╭──

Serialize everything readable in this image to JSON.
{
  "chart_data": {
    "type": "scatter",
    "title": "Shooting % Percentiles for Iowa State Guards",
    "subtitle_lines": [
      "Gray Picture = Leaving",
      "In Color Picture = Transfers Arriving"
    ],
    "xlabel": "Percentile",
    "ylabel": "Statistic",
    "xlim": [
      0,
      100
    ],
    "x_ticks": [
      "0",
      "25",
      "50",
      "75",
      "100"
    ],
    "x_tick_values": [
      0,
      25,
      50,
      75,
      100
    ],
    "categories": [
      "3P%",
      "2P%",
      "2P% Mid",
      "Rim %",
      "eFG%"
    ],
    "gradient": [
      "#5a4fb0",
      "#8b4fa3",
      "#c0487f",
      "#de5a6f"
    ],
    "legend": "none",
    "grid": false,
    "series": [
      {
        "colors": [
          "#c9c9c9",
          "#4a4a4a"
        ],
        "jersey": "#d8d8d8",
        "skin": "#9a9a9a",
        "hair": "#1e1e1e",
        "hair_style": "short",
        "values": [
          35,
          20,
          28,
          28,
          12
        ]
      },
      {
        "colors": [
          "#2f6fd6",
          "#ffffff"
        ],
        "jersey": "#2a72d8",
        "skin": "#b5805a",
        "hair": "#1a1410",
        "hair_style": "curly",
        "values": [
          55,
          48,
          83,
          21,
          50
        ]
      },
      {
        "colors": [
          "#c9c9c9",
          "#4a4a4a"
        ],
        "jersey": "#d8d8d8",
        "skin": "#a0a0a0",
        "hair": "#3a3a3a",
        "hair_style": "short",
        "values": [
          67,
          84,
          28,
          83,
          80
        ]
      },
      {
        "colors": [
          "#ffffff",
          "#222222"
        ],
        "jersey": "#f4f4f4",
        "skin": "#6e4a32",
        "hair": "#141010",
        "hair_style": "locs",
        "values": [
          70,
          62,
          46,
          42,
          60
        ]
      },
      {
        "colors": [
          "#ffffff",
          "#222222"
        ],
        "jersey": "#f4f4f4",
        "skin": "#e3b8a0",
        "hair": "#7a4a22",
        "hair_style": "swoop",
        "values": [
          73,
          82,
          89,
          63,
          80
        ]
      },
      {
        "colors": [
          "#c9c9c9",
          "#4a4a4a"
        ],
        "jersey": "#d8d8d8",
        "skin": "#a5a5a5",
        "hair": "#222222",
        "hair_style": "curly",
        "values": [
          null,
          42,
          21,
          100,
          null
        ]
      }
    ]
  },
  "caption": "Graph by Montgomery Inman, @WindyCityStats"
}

╰──

### [JOB]
Each line of the listing should be echoed back exactly.

### [FULL ANSWER]
Serialize everything readable in this image to JSON.
{
  "chart_data": {
    "type": "scatter",
    "title": "Shooting % Percentiles for Iowa State Guards",
    "subtitle_lines": [
      "Gray Picture = Leaving",
      "In Color Picture = Transfers Arriving"
    ],
    "xlabel": "Percentile",
    "ylabel": "Statistic",
    "xlim": [
      0,
      100
    ],
    "x_ticks": [
      "0",
      "25",
      "50",
      "75",
      "100"
    ],
    "x_tick_values": [
      0,
      25,
      50,
      75,
      100
    ],
    "categories": [
      "3P%",
      "2P%",
      "2P% Mid",
      "Rim %",
      "eFG%"
    ],
    "gradient": [
      "#5a4fb0",
      "#8b4fa3",
      "#c0487f",
      "#de5a6f"
    ],
    "legend": "none",
    "grid": false,
    "series": [
      {
        "colors": [
          "#c9c9c9",
          "#4a4a4a"
        ],
        "jersey": "#d8d8d8",
        "skin": "#9a9a9a",
        "hair": "#1e1e1e",
        "hair_style": "short",
        "values": [
          35,
          20,
          28,
          28,
          12
        ]
      },
      {
        "colors": [
          "#2f6fd6",
          "#ffffff"
        ],
        "jersey": "#2a72d8",
        "skin": "#b5805a",
        "hair": "#1a1410",
        "hair_style": "curly",
        "values": [
          55,
          48,
          83,
          21,
          50
        ]
      },
      {
        "colors": [
          "#c9c9c9",
          "#4a4a4a"
        ],
        "jersey": "#d8d8d8",
        "skin": "#a0a0a0",
        "hair": "#3a3a3a",
        "hair_style": "short",
        "values": [
          67,
          84,
          28,
          83,
          80
        ]
      },
      {
        "colors": [
          "#ffffff",
          "#222222"
        ],
        "jersey": "#f4f4f4",
        "skin": "#6e4a32",
        "hair": "#141010",
        "hair_style": "locs",
        "values": [
          70,
          62,
          46,
          42,
          60
        ]
      },
      {
        "colors": [
          "#ffffff",
          "#222222"
        ],
        "jersey": "#f4f4f4",
        "skin": "#e3b8a0",
        "hair": "#7a4a22",
        "hair_style": "swoop",
        "values": [
          73,
          82,
          89,
          63,
          80
        ]
      },
      {
        "colors": [
          "#c9c9c9",
          "#4a4a4a"
        ],
        "jersey": "#d8d8d8",
        "skin": "#a5a5a5",
        "hair": "#222222",
        "hair_style": "curly",
        "values": [
          null,
          42,
          21,
          100,
          null
        ]
      }
    ]
  },
  "caption": "Graph by Montgomery Inman, @WindyCityStats"
}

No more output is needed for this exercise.